■ **AIM OF THE EXERCISE**
Reproduce each record below exactly as written.

■ **RECORDS FOR THE EXERCISE**
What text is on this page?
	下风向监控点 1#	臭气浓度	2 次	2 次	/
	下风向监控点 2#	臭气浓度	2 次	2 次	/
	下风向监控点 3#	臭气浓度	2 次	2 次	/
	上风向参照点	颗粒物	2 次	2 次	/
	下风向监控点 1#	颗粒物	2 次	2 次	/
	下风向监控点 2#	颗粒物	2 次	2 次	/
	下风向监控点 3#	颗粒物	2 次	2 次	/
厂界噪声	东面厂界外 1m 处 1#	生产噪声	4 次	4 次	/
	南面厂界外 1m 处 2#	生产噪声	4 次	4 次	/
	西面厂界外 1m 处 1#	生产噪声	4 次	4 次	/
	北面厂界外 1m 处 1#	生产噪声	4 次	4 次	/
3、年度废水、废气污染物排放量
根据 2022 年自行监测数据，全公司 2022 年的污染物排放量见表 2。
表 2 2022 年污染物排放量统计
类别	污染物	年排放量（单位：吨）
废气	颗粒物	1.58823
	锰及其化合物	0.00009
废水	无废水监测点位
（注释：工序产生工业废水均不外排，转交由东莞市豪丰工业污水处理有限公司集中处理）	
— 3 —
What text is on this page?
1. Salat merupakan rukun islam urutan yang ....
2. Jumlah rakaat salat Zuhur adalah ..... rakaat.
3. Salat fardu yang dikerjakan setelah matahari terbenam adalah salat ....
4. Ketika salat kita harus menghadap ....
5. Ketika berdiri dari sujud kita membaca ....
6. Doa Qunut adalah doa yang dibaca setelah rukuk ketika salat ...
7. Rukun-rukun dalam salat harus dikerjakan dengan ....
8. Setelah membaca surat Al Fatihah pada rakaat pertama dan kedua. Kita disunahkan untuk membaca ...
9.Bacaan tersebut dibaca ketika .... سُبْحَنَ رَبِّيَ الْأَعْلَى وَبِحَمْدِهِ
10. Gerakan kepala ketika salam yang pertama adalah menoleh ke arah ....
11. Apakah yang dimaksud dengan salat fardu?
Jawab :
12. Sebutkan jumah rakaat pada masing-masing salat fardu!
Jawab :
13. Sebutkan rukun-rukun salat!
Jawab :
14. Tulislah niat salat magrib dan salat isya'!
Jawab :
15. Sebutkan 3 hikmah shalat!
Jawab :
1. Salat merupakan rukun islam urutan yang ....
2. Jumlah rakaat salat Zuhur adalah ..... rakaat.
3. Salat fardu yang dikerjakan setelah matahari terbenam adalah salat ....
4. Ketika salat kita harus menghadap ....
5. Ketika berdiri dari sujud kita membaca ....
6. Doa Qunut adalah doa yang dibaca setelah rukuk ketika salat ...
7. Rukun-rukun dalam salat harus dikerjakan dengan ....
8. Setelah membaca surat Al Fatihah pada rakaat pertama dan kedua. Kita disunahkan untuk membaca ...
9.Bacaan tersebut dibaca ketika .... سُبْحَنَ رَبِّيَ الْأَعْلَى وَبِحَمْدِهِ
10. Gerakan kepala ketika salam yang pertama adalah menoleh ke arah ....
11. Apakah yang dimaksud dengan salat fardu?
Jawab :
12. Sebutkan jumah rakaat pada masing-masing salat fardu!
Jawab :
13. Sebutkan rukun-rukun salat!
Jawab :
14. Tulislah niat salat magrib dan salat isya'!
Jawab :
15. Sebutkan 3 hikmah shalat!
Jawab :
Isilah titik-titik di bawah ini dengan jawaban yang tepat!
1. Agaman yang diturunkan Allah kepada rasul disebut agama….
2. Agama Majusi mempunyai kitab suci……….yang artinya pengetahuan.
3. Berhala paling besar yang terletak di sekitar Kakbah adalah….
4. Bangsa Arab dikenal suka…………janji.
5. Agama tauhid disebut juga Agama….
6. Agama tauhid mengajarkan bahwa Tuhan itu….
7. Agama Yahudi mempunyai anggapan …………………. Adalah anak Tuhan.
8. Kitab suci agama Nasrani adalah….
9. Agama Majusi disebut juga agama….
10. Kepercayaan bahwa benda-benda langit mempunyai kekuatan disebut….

■ **RESULT FOR THIS TASK**
What text is on this page?
	下风向监控点 1#	臭气浓度	2 次	2 次	/
	下风向监控点 2#	臭气浓度	2 次	2 次	/
	下风向监控点 3#	臭气浓度	2 次	2 次	/
	上风向参照点	颗粒物	2 次	2 次	/
	下风向监控点 1#	颗粒物	2 次	2 次	/
	下风向监控点 2#	颗粒物	2 次	2 次	/
	下风向监控点 3#	颗粒物	2 次	2 次	/
厂界噪声	东面厂界外 1m 处 1#	生产噪声	4 次	4 次	/
	南面厂界外 1m 处 2#	生产噪声	4 次	4 次	/
	西面厂界外 1m 处 1#	生产噪声	4 次	4 次	/
	北面厂界外 1m 处 1#	生产噪声	4 次	4 次	/
3、年度废水、废气污染物排放量
根据 2022 年自行监测数据，全公司 2022 年的污染物排放量见表 2。
表 2 2022 年污染物排放量统计
类别	污染物	年排放量（单位：吨）
废气	颗粒物	1.58823
	锰及其化合物	0.00009
废水	无废水监测点位
（注释：工序产生工业废水均不外排，转交由东莞市豪丰工业污水处理有限公司集中处理）	
— 3 —
What text is on this page?
1. Salat merupakan rukun islam urutan yang ....
2. Jumlah rakaat salat Zuhur adalah ..... rakaat.
3. Salat fardu yang dikerjakan setelah matahari terbenam adalah salat ....
4. Ketika salat kita harus menghadap ....
5. Ketika berdiri dari sujud kita membaca ....
6. Doa Qunut adalah doa yang dibaca setelah rukuk ketika salat ...
7. Rukun-rukun dalam salat harus dikerjakan dengan ....
8. Setelah membaca surat Al Fatihah pada rakaat pertama dan kedua. Kita disunahkan untuk membaca ...
9.Bacaan tersebut dibaca ketika .... سُبْحَنَ رَبِّيَ الْأَعْلَى وَبِحَمْدِهِ
10. Gerakan kepala ketika salam yang pertama adalah menoleh ke arah ....
11. Apakah yang dimaksud dengan salat fardu?
Jawab :
12. Sebutkan jumah rakaat pada masing-masing salat fardu!
Jawab :
13. Sebutkan rukun-rukun salat!
Jawab :
14. Tulislah niat salat magrib dan salat isya'!
Jawab :
15. Sebutkan 3 hikmah shalat!
Jawab :
1. Salat merupakan rukun islam urutan yang ....
2. Jumlah rakaat salat Zuhur adalah ..... rakaat.
3. Salat fardu yang dikerjakan setelah matahari terbenam adalah salat ....
4. Ketika salat kita harus menghadap ....
5. Ketika berdiri dari sujud kita membaca ....
6. Doa Qunut adalah doa yang dibaca setelah rukuk ketika salat ...
7. Rukun-rukun dalam salat harus dikerjakan dengan ....
8. Setelah membaca surat Al Fatihah pada rakaat pertama dan kedua. Kita disunahkan untuk membaca ...
9.Bacaan tersebut dibaca ketika .... سُبْحَنَ رَبِّيَ الْأَعْلَى وَبِحَمْدِهِ
10. Gerakan kepala ketika salam yang pertama adalah menoleh ke arah ....
11. Apakah yang dimaksud dengan salat fardu?
Jawab :
12. Sebutkan jumah rakaat pada masing-masing salat fardu!
Jawab :
13. Sebutkan rukun-rukun salat!
Jawab :
14. Tulislah niat salat magrib dan salat isya'!
Jawab :
15. Sebutkan 3 hikmah shalat!
Jawab :
Isilah titik-titik di bawah ini dengan jawaban yang tepat!
1. Agaman yang diturunkan Allah kepada rasul disebut agama….
2. Agama Majusi mempunyai kitab suci……….yang artinya pengetahuan.
3. Berhala paling besar yang terletak di sekitar Kakbah adalah….
4. Bangsa Arab dikenal suka…………janji.
5. Agama tauhid disebut juga Agama….
6. Agama tauhid mengajarkan bahwa Tuhan itu….
7. Agama Yahudi mempunyai anggapan …………………. Adalah anak Tuhan.
8. Kitab suci agama Nasrani adalah….
9. Agama Majusi disebut juga agama….
10. Kepercayaan bahwa benda-benda langit mempunyai kekuatan disebut….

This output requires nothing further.